Task requirements:
Using the listing below, extract each line that has the word "name" in it.

Records shown:
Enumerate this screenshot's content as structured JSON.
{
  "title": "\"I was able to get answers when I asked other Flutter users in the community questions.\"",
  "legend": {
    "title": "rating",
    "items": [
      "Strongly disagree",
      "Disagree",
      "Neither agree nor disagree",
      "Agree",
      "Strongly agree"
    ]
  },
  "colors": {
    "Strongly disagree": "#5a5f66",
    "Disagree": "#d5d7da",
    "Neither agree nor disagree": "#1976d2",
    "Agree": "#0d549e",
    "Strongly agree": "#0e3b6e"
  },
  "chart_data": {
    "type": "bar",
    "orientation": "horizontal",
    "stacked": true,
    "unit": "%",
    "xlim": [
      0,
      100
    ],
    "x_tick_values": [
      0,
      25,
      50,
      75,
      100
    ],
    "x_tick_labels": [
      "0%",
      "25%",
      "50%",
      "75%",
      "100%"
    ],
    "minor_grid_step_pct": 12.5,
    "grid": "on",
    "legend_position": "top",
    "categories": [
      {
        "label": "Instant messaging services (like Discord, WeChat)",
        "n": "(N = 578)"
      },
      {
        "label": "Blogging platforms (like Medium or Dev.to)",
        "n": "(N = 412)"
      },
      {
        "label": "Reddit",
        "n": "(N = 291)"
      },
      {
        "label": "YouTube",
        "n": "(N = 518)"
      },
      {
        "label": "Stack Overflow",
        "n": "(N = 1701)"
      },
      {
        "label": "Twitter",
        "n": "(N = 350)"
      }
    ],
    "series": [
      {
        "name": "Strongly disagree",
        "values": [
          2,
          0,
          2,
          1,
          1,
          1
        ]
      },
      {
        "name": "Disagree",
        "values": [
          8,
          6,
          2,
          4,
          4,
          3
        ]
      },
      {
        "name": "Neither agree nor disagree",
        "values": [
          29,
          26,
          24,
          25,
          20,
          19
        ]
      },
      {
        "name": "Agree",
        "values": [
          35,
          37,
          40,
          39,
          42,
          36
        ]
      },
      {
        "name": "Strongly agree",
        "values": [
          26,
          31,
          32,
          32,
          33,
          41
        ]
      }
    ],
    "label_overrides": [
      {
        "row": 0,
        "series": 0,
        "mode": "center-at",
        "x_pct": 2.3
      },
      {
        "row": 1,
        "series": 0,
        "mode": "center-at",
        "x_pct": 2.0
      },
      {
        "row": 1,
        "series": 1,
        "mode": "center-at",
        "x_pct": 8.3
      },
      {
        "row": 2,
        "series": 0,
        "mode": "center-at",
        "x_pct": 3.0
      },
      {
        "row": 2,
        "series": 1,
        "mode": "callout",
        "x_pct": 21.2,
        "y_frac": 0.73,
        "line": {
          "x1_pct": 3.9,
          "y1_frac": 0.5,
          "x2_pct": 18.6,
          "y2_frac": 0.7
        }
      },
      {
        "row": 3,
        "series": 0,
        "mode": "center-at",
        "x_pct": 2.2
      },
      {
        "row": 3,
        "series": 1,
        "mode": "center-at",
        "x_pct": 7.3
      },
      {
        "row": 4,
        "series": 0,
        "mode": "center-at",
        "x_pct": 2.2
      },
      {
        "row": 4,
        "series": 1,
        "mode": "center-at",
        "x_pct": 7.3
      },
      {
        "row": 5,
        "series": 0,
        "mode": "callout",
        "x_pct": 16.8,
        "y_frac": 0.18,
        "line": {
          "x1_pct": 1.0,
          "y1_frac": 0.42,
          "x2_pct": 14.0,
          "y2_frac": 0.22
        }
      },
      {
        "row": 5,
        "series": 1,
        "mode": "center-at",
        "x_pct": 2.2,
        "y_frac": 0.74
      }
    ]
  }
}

The reply:
        "name": "Strongly disagree",
        "name": "Disagree",
        "name": "Neither agree nor disagree",
        "name": "Agree",
        "name": "Strongly agree",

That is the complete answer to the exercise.